### WHAT NEEDS TO BE DONE
Pick out every line that holds the string "Postal" and copy it.

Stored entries

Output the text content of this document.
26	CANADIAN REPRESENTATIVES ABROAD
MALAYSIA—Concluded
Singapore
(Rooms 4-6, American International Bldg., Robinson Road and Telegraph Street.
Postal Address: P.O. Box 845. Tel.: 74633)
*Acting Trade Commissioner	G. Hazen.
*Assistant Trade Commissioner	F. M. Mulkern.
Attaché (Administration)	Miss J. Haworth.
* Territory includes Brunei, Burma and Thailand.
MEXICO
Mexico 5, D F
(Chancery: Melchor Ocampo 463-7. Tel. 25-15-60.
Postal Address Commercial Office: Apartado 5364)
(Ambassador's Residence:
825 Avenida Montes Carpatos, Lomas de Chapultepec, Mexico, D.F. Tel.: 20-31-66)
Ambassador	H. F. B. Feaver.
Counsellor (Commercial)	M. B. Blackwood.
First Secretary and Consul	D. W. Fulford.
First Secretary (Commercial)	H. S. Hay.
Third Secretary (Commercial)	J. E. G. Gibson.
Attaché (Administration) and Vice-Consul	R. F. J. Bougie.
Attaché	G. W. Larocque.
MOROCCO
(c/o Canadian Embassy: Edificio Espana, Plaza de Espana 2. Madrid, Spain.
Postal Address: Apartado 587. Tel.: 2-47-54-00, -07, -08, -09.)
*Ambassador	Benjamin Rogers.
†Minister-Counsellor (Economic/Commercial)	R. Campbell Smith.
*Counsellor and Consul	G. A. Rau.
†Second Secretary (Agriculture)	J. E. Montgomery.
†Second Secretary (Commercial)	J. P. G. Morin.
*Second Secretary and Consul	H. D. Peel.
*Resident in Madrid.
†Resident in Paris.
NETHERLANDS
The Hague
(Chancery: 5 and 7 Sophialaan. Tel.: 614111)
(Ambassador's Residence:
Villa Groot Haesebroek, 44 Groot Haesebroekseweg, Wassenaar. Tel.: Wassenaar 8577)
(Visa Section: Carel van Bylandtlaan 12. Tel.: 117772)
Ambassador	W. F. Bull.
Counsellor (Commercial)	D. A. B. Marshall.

### OUTPUT BELOW
Postal Address: P.O. Box 845. Tel.: 74633)
Postal Address Commercial Office: Apartado 5364)
Postal Address: Apartado 587. Tel.: 2-47-54-00, -07, -08, -09.)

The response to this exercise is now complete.